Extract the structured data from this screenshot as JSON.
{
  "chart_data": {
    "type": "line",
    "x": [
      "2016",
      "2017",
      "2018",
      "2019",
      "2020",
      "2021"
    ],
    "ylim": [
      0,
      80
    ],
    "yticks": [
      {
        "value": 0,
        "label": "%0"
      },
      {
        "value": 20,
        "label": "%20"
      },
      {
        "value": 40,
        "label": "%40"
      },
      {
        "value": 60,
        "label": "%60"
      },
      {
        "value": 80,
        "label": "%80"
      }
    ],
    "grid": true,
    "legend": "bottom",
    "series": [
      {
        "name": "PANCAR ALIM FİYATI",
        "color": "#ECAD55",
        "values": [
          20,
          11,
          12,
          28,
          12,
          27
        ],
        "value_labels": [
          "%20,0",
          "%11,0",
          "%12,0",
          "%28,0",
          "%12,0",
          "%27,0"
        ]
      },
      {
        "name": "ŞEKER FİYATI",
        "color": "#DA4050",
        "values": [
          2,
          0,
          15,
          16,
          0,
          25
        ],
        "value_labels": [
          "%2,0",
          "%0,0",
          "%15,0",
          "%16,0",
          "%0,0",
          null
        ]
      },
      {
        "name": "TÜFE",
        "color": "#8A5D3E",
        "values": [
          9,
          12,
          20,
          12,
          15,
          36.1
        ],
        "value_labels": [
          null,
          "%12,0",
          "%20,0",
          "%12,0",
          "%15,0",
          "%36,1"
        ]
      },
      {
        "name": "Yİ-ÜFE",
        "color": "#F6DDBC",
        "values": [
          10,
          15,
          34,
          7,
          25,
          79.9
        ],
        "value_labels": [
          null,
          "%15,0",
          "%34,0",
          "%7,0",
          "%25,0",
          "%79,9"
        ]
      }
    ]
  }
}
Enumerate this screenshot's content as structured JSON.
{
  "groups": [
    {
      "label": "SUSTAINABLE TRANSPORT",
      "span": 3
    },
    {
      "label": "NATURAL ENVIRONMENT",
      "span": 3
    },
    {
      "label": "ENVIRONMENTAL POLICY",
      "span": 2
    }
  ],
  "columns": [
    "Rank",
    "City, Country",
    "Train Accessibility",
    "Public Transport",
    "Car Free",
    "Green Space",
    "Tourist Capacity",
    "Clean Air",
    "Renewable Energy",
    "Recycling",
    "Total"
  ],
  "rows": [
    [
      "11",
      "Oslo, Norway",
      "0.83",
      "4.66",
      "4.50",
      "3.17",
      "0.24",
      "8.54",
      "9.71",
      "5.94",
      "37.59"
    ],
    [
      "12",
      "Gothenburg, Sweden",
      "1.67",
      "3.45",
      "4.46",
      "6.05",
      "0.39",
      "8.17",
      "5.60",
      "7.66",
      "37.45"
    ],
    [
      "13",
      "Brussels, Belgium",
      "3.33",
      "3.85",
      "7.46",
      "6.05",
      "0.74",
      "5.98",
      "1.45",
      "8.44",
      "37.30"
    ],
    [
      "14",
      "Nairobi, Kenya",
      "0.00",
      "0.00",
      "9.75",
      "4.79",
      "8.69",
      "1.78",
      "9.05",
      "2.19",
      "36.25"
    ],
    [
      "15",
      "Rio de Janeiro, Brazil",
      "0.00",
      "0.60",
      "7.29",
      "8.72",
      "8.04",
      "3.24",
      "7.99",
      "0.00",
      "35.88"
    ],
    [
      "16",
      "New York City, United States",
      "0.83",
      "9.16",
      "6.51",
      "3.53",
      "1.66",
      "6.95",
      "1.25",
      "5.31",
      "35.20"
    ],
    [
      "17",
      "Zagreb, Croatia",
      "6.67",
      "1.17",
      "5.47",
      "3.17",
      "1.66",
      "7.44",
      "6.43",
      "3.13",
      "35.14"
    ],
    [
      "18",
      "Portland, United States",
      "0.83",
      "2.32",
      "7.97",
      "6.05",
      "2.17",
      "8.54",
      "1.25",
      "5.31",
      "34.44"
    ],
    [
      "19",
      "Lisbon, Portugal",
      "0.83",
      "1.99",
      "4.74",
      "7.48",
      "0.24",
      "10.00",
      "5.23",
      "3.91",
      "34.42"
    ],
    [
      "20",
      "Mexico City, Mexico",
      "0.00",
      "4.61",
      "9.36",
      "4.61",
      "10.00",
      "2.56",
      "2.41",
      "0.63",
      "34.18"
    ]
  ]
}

------------------------

Goal:
Produce an exact copy of all the records.

Task result:
Extract the structured data from this screenshot as JSON.
{
  "chart_data": {
    "type": "line",
    "x": [
      "2016",
      "2017",
      "2018",
      "2019",
      "2020",
      "2021"
    ],
    "ylim": [
      0,
      80
    ],
    "yticks": [
      {
        "value": 0,
        "label": "%0"
      },
      {
        "value": 20,
        "label": "%20"
      },
      {
        "value": 40,
        "label": "%40"
      },
      {
        "value": 60,
        "label": "%60"
      },
      {
        "value": 80,
        "label": "%80"
      }
    ],
    "grid": true,
    "legend": "bottom",
    "series": [
      {
        "name": "PANCAR ALIM FİYATI",
        "color": "#ECAD55",
        "values": [
          20,
          11,
          12,
          28,
          12,
          27
        ],
        "value_labels": [
          "%20,0",
          "%11,0",
          "%12,0",
          "%28,0",
          "%12,0",
          "%27,0"
        ]
      },
      {
        "name": "ŞEKER FİYATI",
        "color": "#DA4050",
        "values": [
          2,
          0,
          15,
          16,
          0,
          25
        ],
        "value_labels": [
          "%2,0",
          "%0,0",
          "%15,0",
          "%16,0",
          "%0,0",
          null
        ]
      },
      {
        "name": "TÜFE",
        "color": "#8A5D3E",
        "values": [
          9,
          12,
          20,
          12,
          15,
          36.1
        ],
        "value_labels": [
          null,
          "%12,0",
          "%20,0",
          "%12,0",
          "%15,0",
          "%36,1"
        ]
      },
      {
        "name": "Yİ-ÜFE",
        "color": "#F6DDBC",
        "values": [
          10,
          15,
          34,
          7,
          25,
          79.9
        ],
        "value_labels": [
          null,
          "%15,0",
          "%34,0",
          "%7,0",
          "%25,0",
          "%79,9"
        ]
      }
    ]
  }
}
Enumerate this screenshot's content as structured JSON.
{
  "groups": [
    {
      "label": "SUSTAINABLE TRANSPORT",
      "span": 3
    },
    {
      "label": "NATURAL ENVIRONMENT",
      "span": 3
    },
    {
      "label": "ENVIRONMENTAL POLICY",
      "span": 2
    }
  ],
  "columns": [
    "Rank",
    "City, Country",
    "Train Accessibility",
    "Public Transport",
    "Car Free",
    "Green Space",
    "Tourist Capacity",
    "Clean Air",
    "Renewable Energy",
    "Recycling",
    "Total"
  ],
  "rows": [
    [
      "11",
      "Oslo, Norway",
      "0.83",
      "4.66",
      "4.50",
      "3.17",
      "0.24",
      "8.54",
      "9.71",
      "5.94",
      "37.59"
    ],
    [
      "12",
      "Gothenburg, Sweden",
      "1.67",
      "3.45",
      "4.46",
      "6.05",
      "0.39",
      "8.17",
      "5.60",
      "7.66",
      "37.45"
    ],
    [
      "13",
      "Brussels, Belgium",
      "3.33",
      "3.85",
      "7.46",
      "6.05",
      "0.74",
      "5.98",
      "1.45",
      "8.44",
      "37.30"
    ],
    [
      "14",
      "Nairobi, Kenya",
      "0.00",
      "0.00",
      "9.75",
      "4.79",
      "8.69",
      "1.78",
      "9.05",
      "2.19",
      "36.25"
    ],
    [
      "15",
      "Rio de Janeiro, Brazil",
      "0.00",
      "0.60",
      "7.29",
      "8.72",
      "8.04",
      "3.24",
      "7.99",
      "0.00",
      "35.88"
    ],
    [
      "16",
      "New York City, United States",
      "0.83",
      "9.16",
      "6.51",
      "3.53",
      "1.66",
      "6.95",
      "1.25",
      "5.31",
      "35.20"
    ],
    [
      "17",
      "Zagreb, Croatia",
      "6.67",
      "1.17",
      "5.47",
      "3.17",
      "1.66",
      "7.44",
      "6.43",
      "3.13",
      "35.14"
    ],
    [
      "18",
      "Portland, United States",
      "0.83",
      "2.32",
      "7.97",
      "6.05",
      "2.17",
      "8.54",
      "1.25",
      "5.31",
      "34.44"
    ],
    [
      "19",
      "Lisbon, Portugal",
      "0.83",
      "1.99",
      "4.74",
      "7.48",
      "0.24",
      "10.00",
      "5.23",
      "3.91",
      "34.42"
    ],
    [
      "20",
      "Mexico City, Mexico",
      "0.00",
      "4.61",
      "9.36",
      "4.61",
      "10.00",
      "2.56",
      "2.41",
      "0.63",
      "34.18"
    ]
  ]
}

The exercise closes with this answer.